→ **Aim of the exercise**:
Drop every picture and give the entries back exactly.

══ Source records

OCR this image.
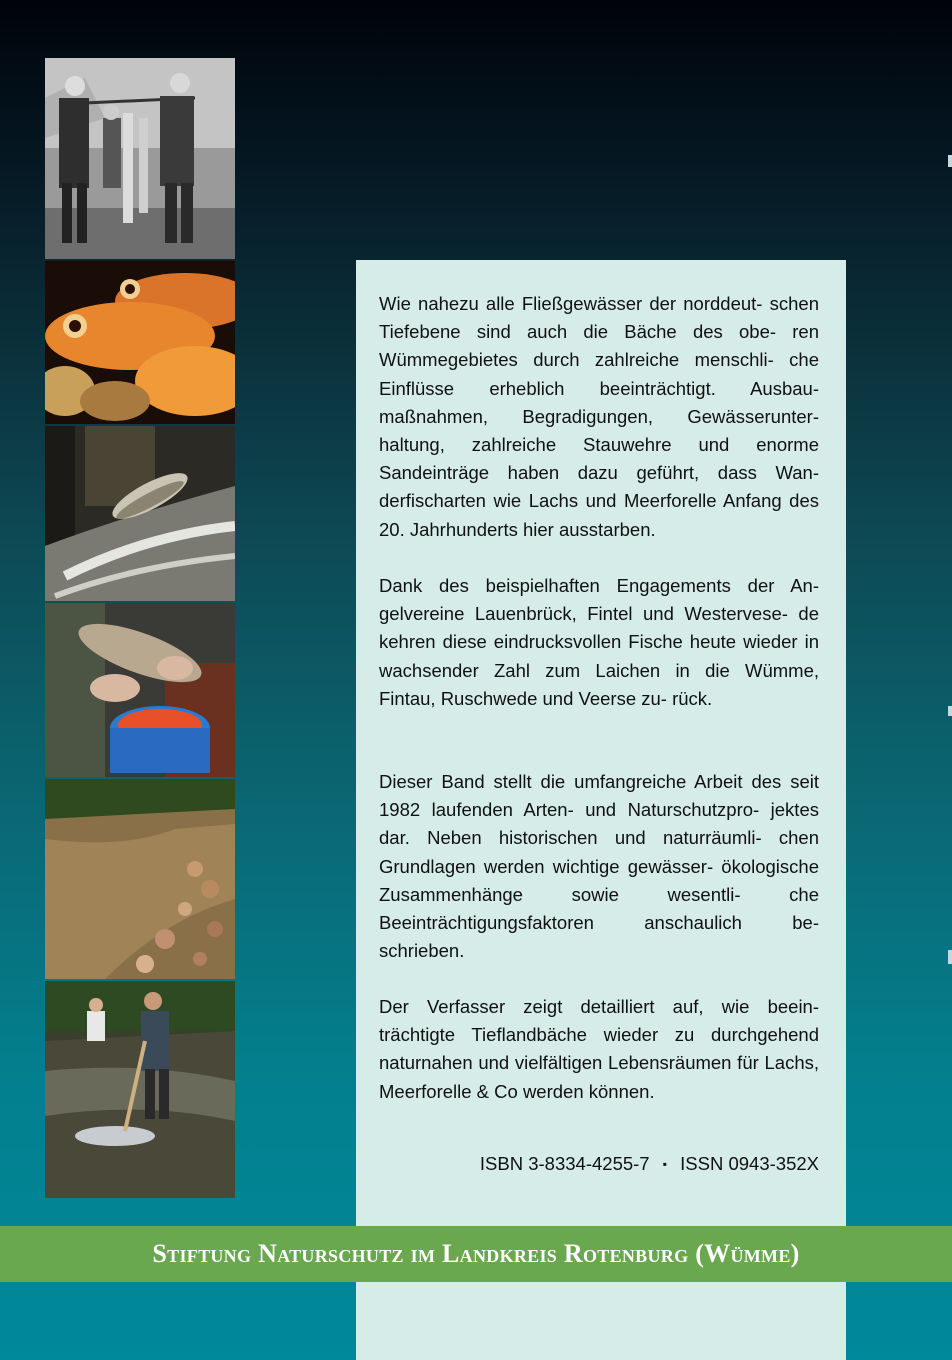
Wie nahezu alle Fließgewässer der norddeut- schen Tiefebene sind auch die Bäche des obe- ren Wümmegebietes durch zahlreiche menschli- che Einflüsse erheblich beeinträchtigt. Ausbau- maßnahmen, Begradigungen, Gewässerunter- haltung, zahlreiche Stauwehre und enorme Sandeinträge haben dazu geführt, dass Wan- derfischarten wie Lachs und Meerforelle Anfang des 20. Jahrhunderts hier ausstarben.

Dank des beispielhaften Engagements der An- gelvereine Lauenbrück, Fintel und Westervese- de kehren diese eindrucksvollen Fische heute wieder in wachsender Zahl zum Laichen in die Wümme, Fintau, Ruschwede und Veerse zu- rück.

Dieser Band stellt die umfangreiche Arbeit des seit 1982 laufenden Arten- und Naturschutzpro- jektes dar. Neben historischen und naturräumli- chen Grundlagen werden wichtige gewässer- ökologische Zusammenhänge sowie wesentli- che Beeinträchtigungsfaktoren anschaulich be- schrieben.

Der Verfasser zeigt detailliert auf, wie beein- trächtigte Tieflandbäche wieder zu durchgehend naturnahen und vielfältigen Lebensräumen für Lachs, Meerforelle & Co werden können.

ISBN 3-8334-4255-7 ▪ ISSN 0943-352X
Stiftung Naturschutz im Landkreis Rotenburg (Wümme)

════

→ **Solution to this problem**:
OCR this image.
Wie nahezu alle Fließgewässer der norddeut- schen Tiefebene sind auch die Bäche des obe- ren Wümmegebietes durch zahlreiche menschli- che Einflüsse erheblich beeinträchtigt. Ausbau- maßnahmen, Begradigungen, Gewässerunter- haltung, zahlreiche Stauwehre und enorme Sandeinträge haben dazu geführt, dass Wan- derfischarten wie Lachs und Meerforelle Anfang des 20. Jahrhunderts hier ausstarben.

Dank des beispielhaften Engagements der An- gelvereine Lauenbrück, Fintel und Westervese- de kehren diese eindrucksvollen Fische heute wieder in wachsender Zahl zum Laichen in die Wümme, Fintau, Ruschwede und Veerse zu- rück.

Dieser Band stellt die umfangreiche Arbeit des seit 1982 laufenden Arten- und Naturschutzpro- jektes dar. Neben historischen und naturräumli- chen Grundlagen werden wichtige gewässer- ökologische Zusammenhänge sowie wesentli- che Beeinträchtigungsfaktoren anschaulich be- schrieben.

Der Verfasser zeigt detailliert auf, wie beein- trächtigte Tieflandbäche wieder zu durchgehend naturnahen und vielfältigen Lebensräumen für Lachs, Meerforelle & Co werden können.

ISBN 3-8334-4255-7 ▪ ISSN 0943-352X
Stiftung Naturschutz im Landkreis Rotenburg (Wümme)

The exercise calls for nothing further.